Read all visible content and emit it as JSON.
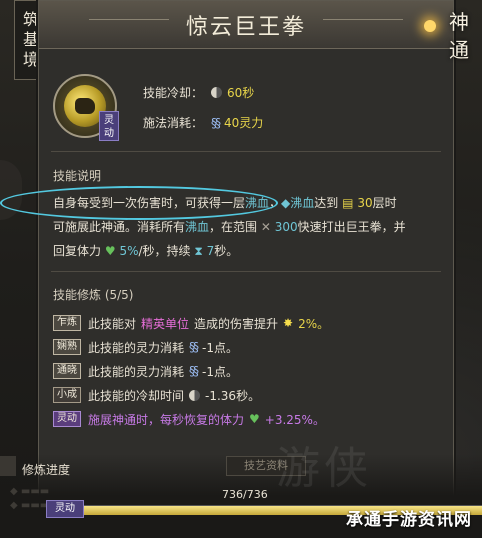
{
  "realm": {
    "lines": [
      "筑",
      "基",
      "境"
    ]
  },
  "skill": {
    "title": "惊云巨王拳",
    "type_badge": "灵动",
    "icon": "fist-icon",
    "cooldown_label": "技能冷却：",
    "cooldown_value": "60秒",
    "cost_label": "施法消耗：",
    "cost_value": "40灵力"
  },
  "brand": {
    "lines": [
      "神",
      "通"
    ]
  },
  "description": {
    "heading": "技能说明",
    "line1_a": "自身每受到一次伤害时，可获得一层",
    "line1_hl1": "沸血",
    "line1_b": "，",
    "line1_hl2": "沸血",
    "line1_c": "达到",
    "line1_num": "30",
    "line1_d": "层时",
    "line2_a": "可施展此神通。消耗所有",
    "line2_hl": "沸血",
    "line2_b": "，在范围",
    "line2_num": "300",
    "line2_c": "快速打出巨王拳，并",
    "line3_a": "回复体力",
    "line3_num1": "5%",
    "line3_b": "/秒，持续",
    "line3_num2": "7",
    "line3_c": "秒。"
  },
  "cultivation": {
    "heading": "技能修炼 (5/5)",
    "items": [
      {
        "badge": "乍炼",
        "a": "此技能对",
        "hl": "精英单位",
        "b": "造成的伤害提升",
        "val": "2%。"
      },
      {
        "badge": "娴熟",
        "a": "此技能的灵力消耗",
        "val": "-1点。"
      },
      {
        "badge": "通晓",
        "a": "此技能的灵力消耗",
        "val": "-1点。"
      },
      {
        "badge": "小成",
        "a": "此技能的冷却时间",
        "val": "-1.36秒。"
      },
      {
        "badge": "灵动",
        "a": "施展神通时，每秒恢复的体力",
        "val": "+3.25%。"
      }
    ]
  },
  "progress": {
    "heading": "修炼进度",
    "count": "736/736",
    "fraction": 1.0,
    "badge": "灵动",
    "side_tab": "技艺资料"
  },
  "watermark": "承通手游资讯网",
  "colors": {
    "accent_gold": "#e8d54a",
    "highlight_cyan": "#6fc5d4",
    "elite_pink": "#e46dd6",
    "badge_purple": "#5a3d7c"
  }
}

┄┄┄┄┄┄┄┄┄┄

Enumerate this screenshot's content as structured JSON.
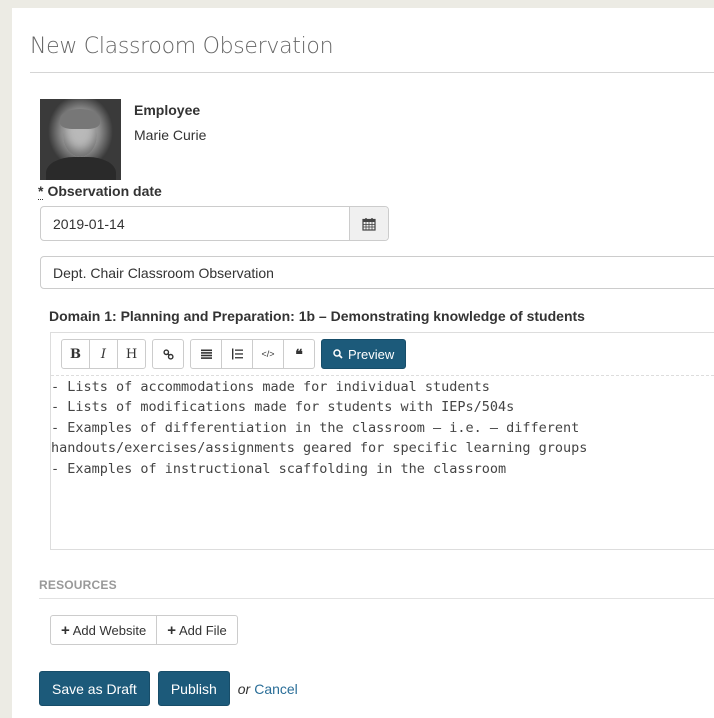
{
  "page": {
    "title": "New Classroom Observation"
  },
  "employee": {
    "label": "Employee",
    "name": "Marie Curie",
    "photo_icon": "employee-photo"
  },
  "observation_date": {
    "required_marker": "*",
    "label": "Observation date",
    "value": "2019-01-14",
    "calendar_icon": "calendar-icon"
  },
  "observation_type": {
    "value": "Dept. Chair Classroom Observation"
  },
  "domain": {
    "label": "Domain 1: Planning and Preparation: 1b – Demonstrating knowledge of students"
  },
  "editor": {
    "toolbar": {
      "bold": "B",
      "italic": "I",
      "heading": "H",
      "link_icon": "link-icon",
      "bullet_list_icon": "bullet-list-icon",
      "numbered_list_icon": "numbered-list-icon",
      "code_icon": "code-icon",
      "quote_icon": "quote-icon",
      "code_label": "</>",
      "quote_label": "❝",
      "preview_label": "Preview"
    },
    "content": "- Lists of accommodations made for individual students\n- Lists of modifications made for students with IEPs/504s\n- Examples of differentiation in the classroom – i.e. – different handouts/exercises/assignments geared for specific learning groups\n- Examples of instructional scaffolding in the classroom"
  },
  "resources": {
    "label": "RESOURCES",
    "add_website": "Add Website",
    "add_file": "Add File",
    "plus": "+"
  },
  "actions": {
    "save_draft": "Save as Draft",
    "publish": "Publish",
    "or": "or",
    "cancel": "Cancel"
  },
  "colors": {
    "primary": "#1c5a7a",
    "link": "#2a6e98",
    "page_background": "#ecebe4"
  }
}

┄┄┄┄┄┄┄┄┄┄

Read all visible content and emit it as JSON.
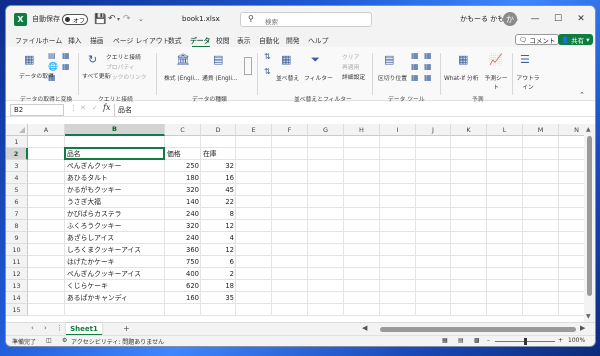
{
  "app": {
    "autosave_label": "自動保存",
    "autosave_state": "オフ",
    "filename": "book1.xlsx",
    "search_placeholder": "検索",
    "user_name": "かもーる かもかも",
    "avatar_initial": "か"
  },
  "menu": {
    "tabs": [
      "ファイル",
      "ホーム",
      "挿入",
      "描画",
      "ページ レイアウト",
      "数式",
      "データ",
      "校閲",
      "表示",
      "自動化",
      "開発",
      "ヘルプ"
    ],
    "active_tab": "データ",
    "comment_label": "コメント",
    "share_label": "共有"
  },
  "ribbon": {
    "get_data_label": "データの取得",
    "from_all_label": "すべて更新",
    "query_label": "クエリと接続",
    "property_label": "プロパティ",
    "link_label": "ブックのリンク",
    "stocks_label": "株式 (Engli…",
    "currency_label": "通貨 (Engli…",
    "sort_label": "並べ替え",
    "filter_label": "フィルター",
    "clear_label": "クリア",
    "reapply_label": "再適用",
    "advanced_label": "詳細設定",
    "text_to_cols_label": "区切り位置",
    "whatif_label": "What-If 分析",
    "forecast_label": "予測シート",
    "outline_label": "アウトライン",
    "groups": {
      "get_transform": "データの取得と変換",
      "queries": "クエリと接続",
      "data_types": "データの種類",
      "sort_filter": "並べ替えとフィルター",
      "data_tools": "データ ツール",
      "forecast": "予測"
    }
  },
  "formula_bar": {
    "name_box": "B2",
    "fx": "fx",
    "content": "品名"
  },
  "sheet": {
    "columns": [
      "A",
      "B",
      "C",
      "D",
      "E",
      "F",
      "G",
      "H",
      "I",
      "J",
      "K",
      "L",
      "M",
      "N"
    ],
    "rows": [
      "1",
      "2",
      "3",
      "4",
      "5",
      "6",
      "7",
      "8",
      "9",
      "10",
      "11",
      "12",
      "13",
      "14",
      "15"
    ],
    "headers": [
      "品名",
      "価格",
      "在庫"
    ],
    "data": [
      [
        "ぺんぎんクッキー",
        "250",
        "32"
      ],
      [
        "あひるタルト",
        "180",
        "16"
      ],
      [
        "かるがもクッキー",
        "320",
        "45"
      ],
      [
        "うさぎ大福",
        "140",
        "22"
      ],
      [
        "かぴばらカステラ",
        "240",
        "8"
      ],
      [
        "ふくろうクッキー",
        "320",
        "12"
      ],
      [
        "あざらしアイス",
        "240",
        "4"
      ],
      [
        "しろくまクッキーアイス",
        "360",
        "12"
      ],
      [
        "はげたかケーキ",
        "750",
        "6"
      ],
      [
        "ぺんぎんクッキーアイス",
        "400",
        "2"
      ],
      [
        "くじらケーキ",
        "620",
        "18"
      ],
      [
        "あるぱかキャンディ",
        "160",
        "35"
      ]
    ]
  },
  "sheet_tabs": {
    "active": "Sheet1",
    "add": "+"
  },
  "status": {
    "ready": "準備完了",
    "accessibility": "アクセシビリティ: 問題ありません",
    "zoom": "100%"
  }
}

┄┄┄┄┄┄┄┄┄┄

YOUR OBJECTIVE: Look through the entries and find each line that has the string "groups". Copy those lines.

SOLUTION TO THE PROBLEM:
    "content": "- Lists of accommodations made for individual students\n- Lists of modifications made for students with IEPs/504s\n- Examples of differentiation in the classroom – i.e. – different handouts/exercises/assignments geared for specific learning groups\n- Examples of instructional scaffolding in the classroom"
    "groups": {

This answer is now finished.